# Written problem:
Each entry below must be repeated exactly, with pictures left out.
╭─ Stored records
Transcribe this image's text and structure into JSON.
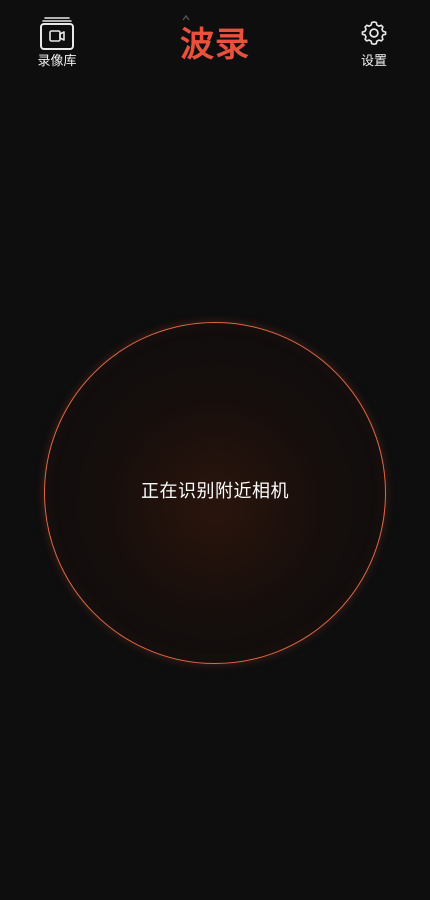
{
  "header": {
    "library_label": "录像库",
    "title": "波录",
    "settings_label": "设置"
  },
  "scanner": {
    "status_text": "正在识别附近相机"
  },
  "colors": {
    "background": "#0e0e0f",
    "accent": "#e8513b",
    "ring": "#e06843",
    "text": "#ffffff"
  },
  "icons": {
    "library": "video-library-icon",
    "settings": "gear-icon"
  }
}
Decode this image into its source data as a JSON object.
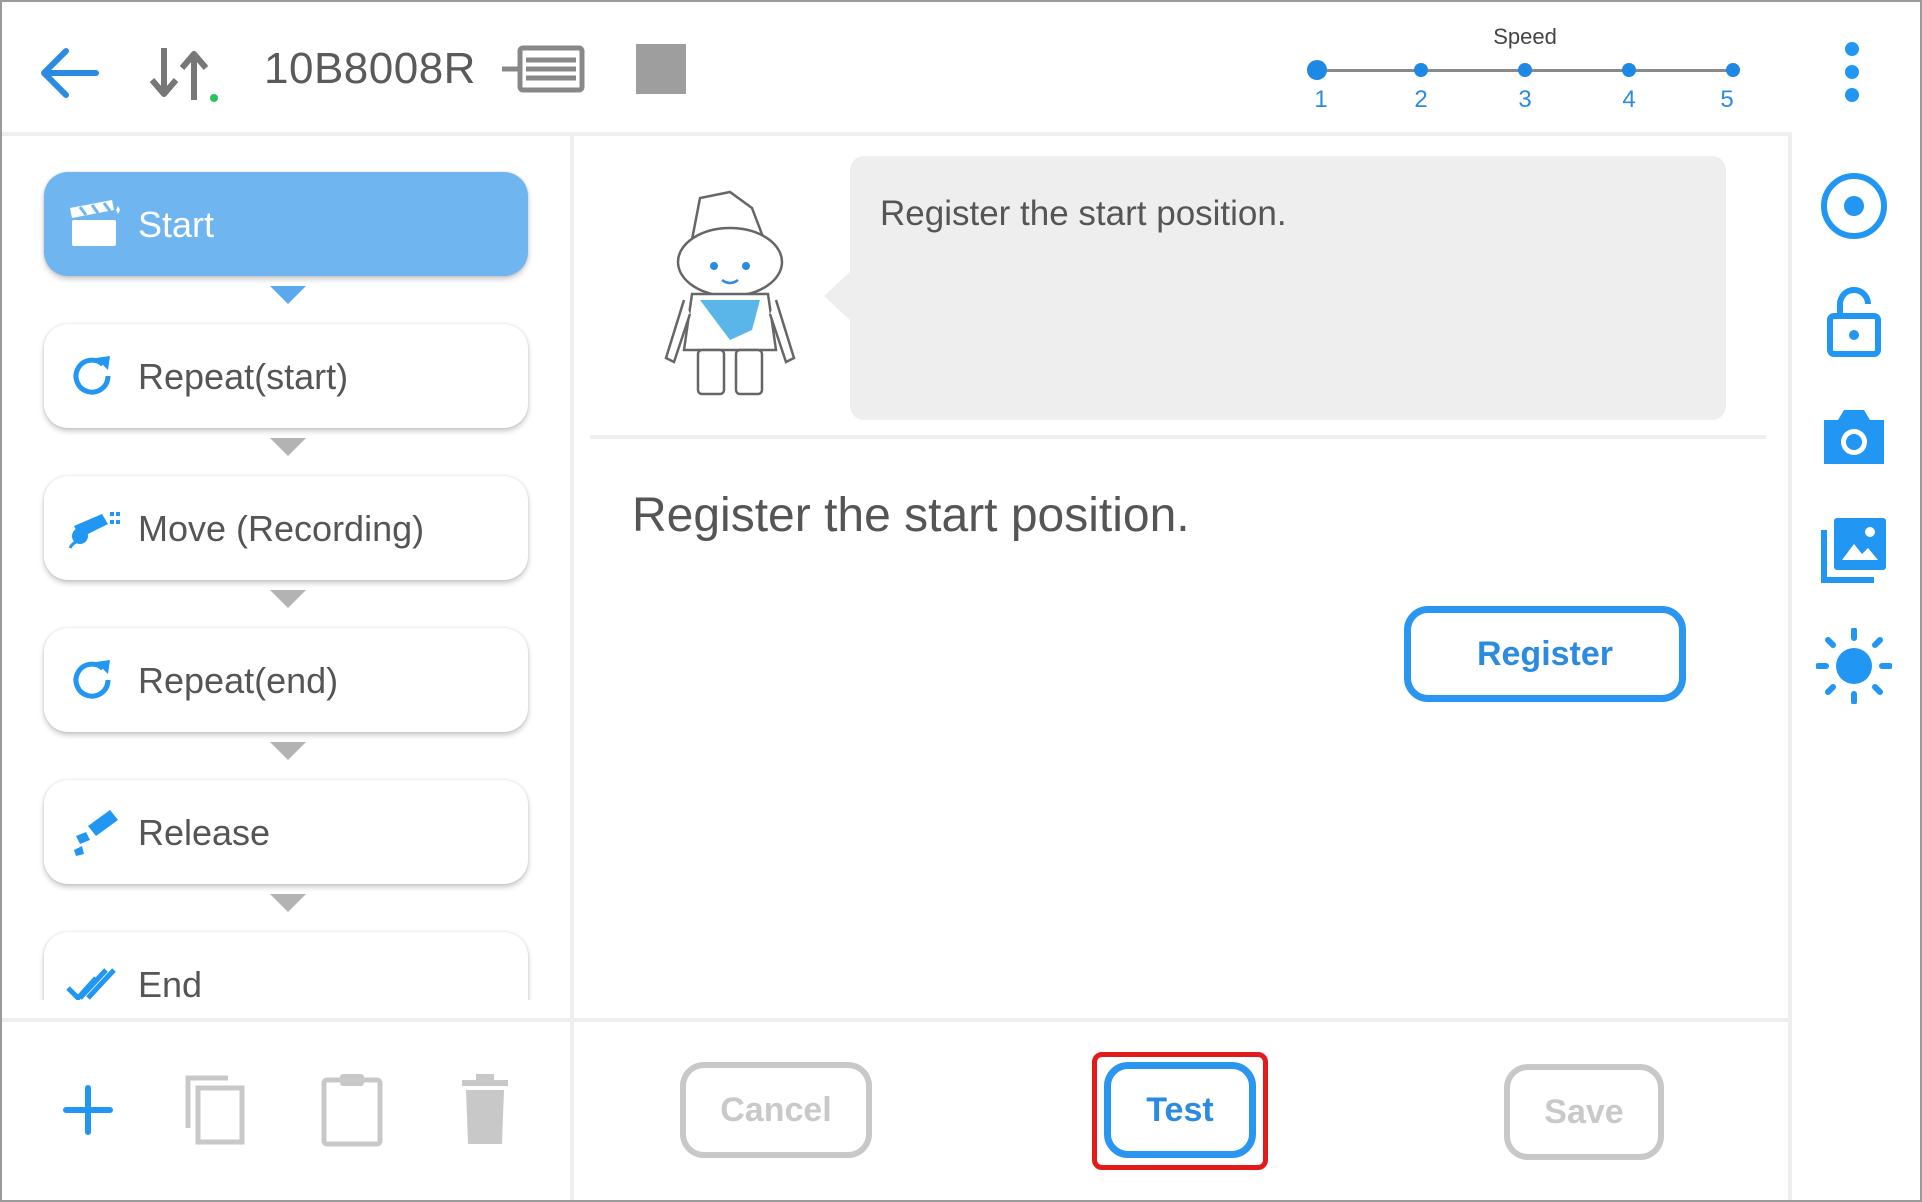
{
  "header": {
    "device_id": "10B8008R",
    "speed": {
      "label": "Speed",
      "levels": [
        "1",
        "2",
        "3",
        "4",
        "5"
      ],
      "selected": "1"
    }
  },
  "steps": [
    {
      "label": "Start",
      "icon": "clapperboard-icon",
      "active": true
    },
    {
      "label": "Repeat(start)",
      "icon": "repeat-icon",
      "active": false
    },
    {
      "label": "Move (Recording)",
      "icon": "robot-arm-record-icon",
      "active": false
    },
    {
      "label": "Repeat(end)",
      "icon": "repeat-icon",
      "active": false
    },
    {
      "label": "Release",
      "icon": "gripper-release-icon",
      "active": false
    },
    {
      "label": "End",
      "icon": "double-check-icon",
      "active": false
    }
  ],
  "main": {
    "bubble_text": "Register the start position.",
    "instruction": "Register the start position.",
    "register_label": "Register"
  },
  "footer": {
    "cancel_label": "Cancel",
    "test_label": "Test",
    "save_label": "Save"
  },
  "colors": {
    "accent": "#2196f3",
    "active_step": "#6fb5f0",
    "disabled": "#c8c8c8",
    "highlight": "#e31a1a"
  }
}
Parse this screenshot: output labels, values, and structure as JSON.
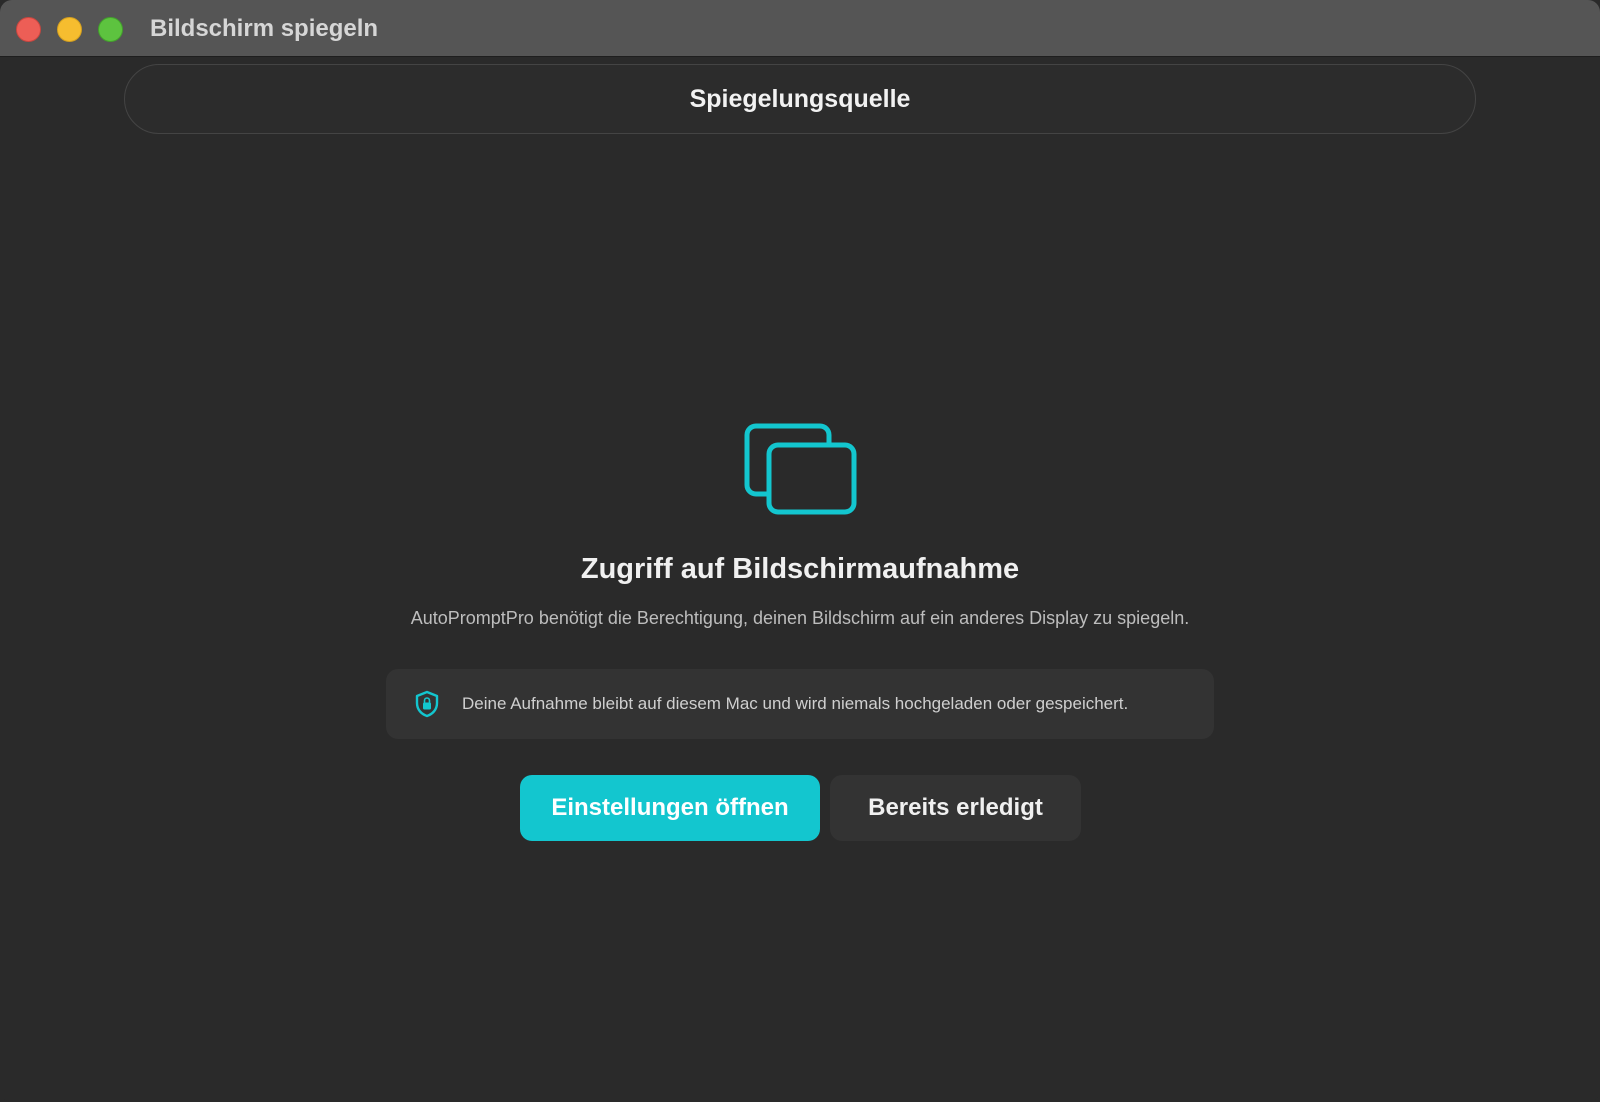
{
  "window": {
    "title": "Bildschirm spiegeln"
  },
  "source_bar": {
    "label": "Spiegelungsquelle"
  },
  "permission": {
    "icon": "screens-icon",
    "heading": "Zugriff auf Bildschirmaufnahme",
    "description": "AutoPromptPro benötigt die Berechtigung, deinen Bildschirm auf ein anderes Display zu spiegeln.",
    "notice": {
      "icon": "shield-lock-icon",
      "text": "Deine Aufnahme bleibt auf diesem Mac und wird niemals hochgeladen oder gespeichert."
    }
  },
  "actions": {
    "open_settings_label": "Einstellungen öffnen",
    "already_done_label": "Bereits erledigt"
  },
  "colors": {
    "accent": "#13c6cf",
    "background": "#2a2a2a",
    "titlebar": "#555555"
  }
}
╰─
# Answer:
Transcribe this image's text and structure into JSON.
{
  "header": {
    "library_label": "录像库",
    "title": "波录",
    "settings_label": "设置"
  },
  "scanner": {
    "status_text": "正在识别附近相机"
  },
  "colors": {
    "background": "#0e0e0f",
    "accent": "#e8513b",
    "ring": "#e06843",
    "text": "#ffffff"
  },
  "icons": {
    "library": "video-library-icon",
    "settings": "gear-icon"
  }
}
Decode this image into its source data as a JSON object.
{
  "header": {
    "device_id": "10B8008R",
    "speed": {
      "label": "Speed",
      "levels": [
        "1",
        "2",
        "3",
        "4",
        "5"
      ],
      "selected": "1"
    }
  },
  "steps": [
    {
      "label": "Start",
      "icon": "clapperboard-icon",
      "active": true
    },
    {
      "label": "Repeat(start)",
      "icon": "repeat-icon",
      "active": false
    },
    {
      "label": "Move (Recording)",
      "icon": "robot-arm-record-icon",
      "active": false
    },
    {
      "label": "Repeat(end)",
      "icon": "repeat-icon",
      "active": false
    },
    {
      "label": "Release",
      "icon": "gripper-release-icon",
      "active": false
    },
    {
      "label": "End",
      "icon": "double-check-icon",
      "active": false
    }
  ],
  "main": {
    "bubble_text": "Register the start position.",
    "instruction": "Register the start position.",
    "register_label": "Register"
  },
  "footer": {
    "cancel_label": "Cancel",
    "test_label": "Test",
    "save_label": "Save"
  },
  "colors": {
    "accent": "#2196f3",
    "active_step": "#6fb5f0",
    "disabled": "#c8c8c8",
    "highlight": "#e31a1a"
  }
}
Parse this screenshot: output labels, values, and structure as JSON.
{
  "window": {
    "title": "Bildschirm spiegeln"
  },
  "source_bar": {
    "label": "Spiegelungsquelle"
  },
  "permission": {
    "icon": "screens-icon",
    "heading": "Zugriff auf Bildschirmaufnahme",
    "description": "AutoPromptPro benötigt die Berechtigung, deinen Bildschirm auf ein anderes Display zu spiegeln.",
    "notice": {
      "icon": "shield-lock-icon",
      "text": "Deine Aufnahme bleibt auf diesem Mac und wird niemals hochgeladen oder gespeichert."
    }
  },
  "actions": {
    "open_settings_label": "Einstellungen öffnen",
    "already_done_label": "Bereits erledigt"
  },
  "colors": {
    "accent": "#13c6cf",
    "background": "#2a2a2a",
    "titlebar": "#555555"
  }
}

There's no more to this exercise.